** EXERCISE **
Below is a block of records; return all of them exactly, but without the images.

** Excerpts from a figure dataset **
* * * * * * * * *
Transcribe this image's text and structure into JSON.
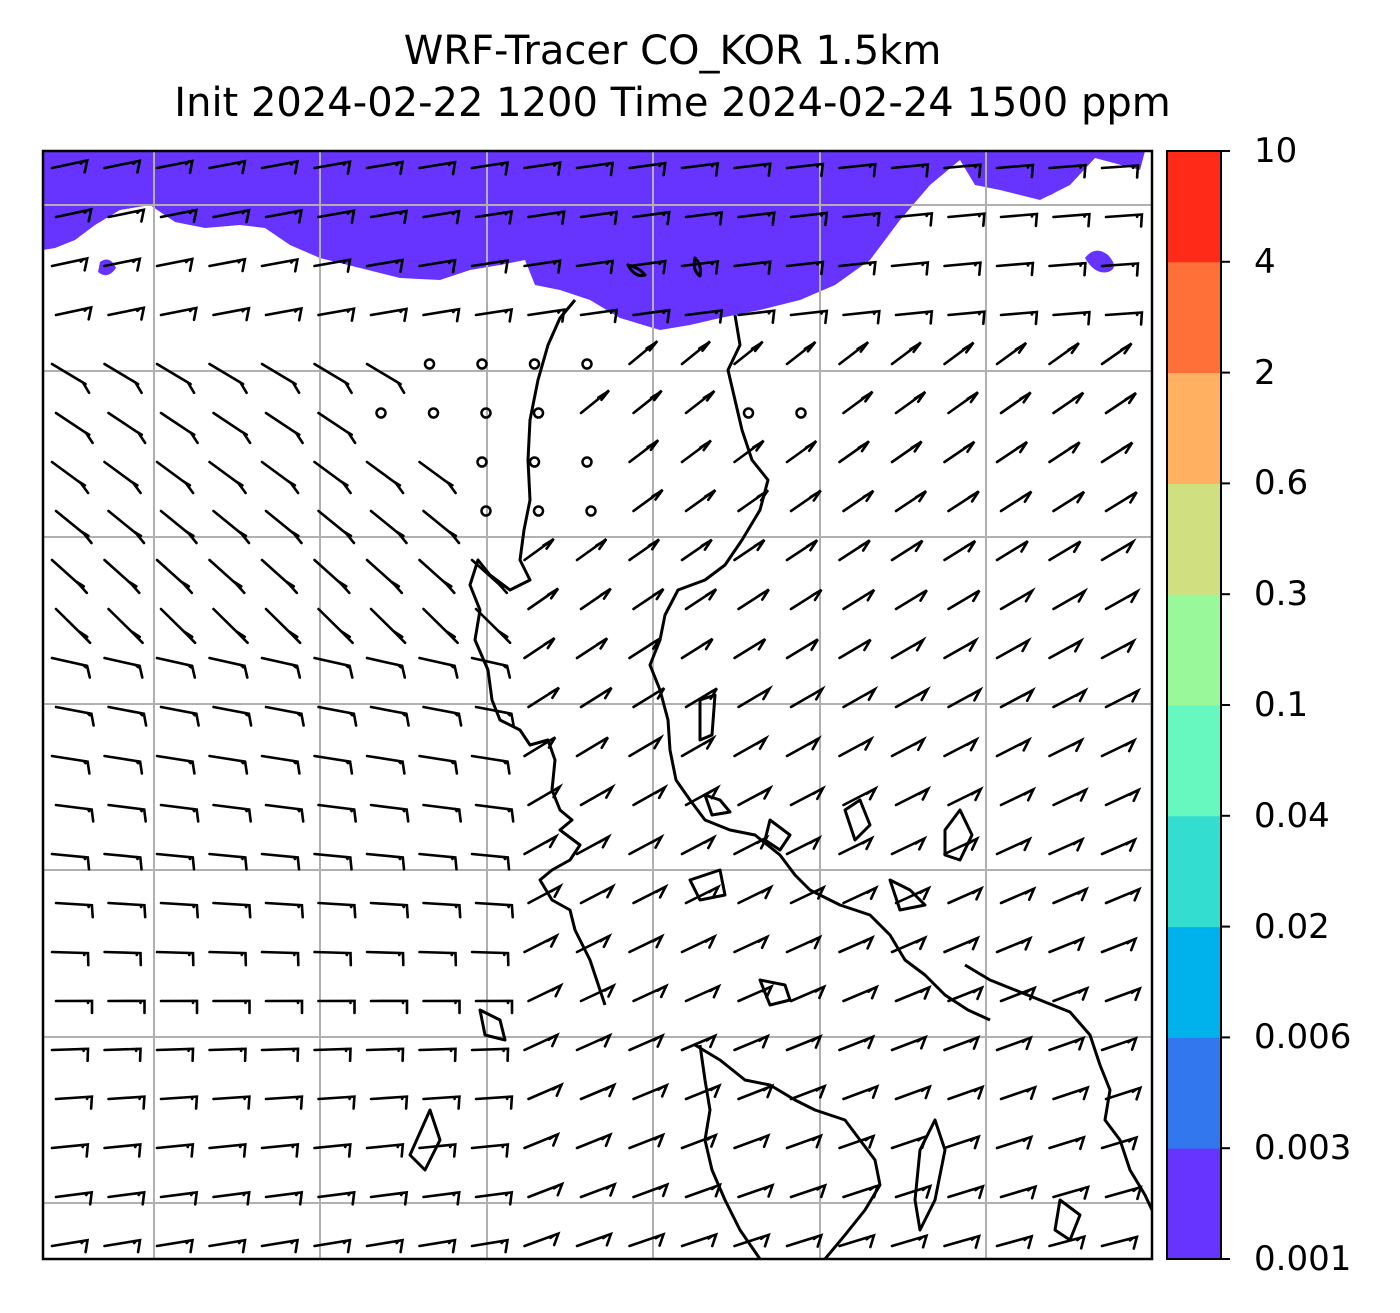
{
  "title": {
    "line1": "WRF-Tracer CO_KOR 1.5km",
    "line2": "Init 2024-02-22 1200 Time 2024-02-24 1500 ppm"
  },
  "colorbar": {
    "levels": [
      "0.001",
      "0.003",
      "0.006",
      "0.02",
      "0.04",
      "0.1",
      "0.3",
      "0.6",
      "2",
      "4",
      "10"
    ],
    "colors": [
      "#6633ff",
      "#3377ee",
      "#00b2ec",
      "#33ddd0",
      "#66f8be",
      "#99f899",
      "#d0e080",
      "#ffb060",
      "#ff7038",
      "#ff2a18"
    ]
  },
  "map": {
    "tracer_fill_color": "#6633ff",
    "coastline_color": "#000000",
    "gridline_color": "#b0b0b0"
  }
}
* * * * * * * * *
** FINISHED EXERCISE **
Transcribe this image's text and structure into JSON.
{
  "title": {
    "line1": "WRF-Tracer CO_KOR 1.5km",
    "line2": "Init 2024-02-22 1200 Time 2024-02-24 1500 ppm"
  },
  "colorbar": {
    "levels": [
      "0.001",
      "0.003",
      "0.006",
      "0.02",
      "0.04",
      "0.1",
      "0.3",
      "0.6",
      "2",
      "4",
      "10"
    ],
    "colors": [
      "#6633ff",
      "#3377ee",
      "#00b2ec",
      "#33ddd0",
      "#66f8be",
      "#99f899",
      "#d0e080",
      "#ffb060",
      "#ff7038",
      "#ff2a18"
    ]
  },
  "map": {
    "tracer_fill_color": "#6633ff",
    "coastline_color": "#000000",
    "gridline_color": "#b0b0b0"
  }
}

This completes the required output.